■ Exercise requirements ■
Reproduce the records below exactly as they appear, omitting any pictures they contain.
═══ Source material
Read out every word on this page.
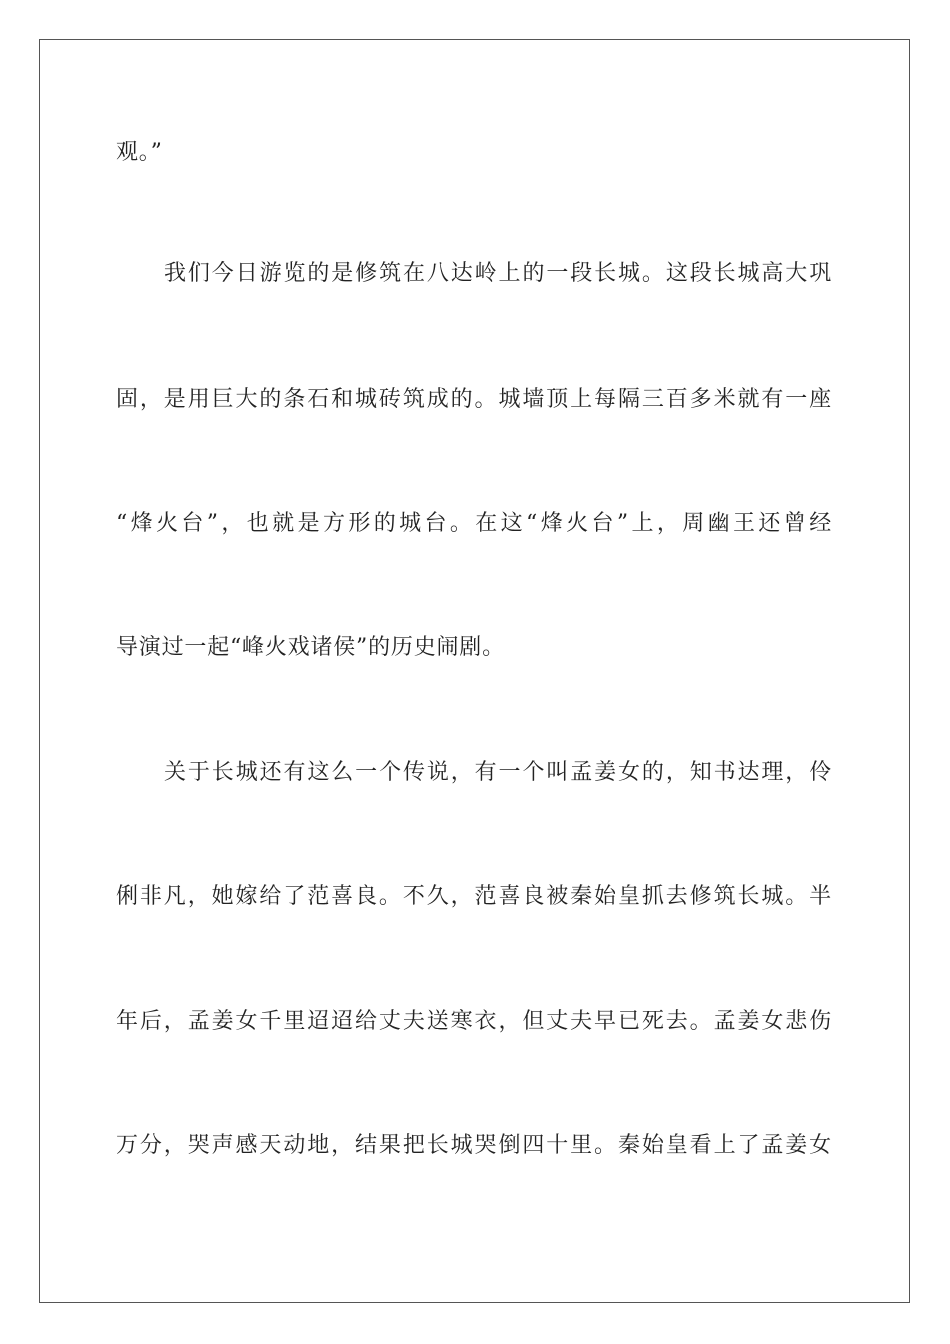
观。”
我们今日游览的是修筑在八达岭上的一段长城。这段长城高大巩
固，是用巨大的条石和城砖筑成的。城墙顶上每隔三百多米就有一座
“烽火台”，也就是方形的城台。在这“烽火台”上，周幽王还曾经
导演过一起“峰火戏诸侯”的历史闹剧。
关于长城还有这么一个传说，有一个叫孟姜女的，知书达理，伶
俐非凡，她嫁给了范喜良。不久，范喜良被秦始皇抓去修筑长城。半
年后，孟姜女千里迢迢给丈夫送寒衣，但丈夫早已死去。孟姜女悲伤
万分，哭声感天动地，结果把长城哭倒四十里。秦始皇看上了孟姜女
══════
■ Result of the task ■
Read out every word on this page.
观。”
我们今日游览的是修筑在八达岭上的一段长城。这段长城高大巩
固，是用巨大的条石和城砖筑成的。城墙顶上每隔三百多米就有一座
“烽火台”，也就是方形的城台。在这“烽火台”上，周幽王还曾经
导演过一起“峰火戏诸侯”的历史闹剧。
关于长城还有这么一个传说，有一个叫孟姜女的，知书达理，伶
俐非凡，她嫁给了范喜良。不久，范喜良被秦始皇抓去修筑长城。半
年后，孟姜女千里迢迢给丈夫送寒衣，但丈夫早已死去。孟姜女悲伤
万分，哭声感天动地，结果把长城哭倒四十里。秦始皇看上了孟姜女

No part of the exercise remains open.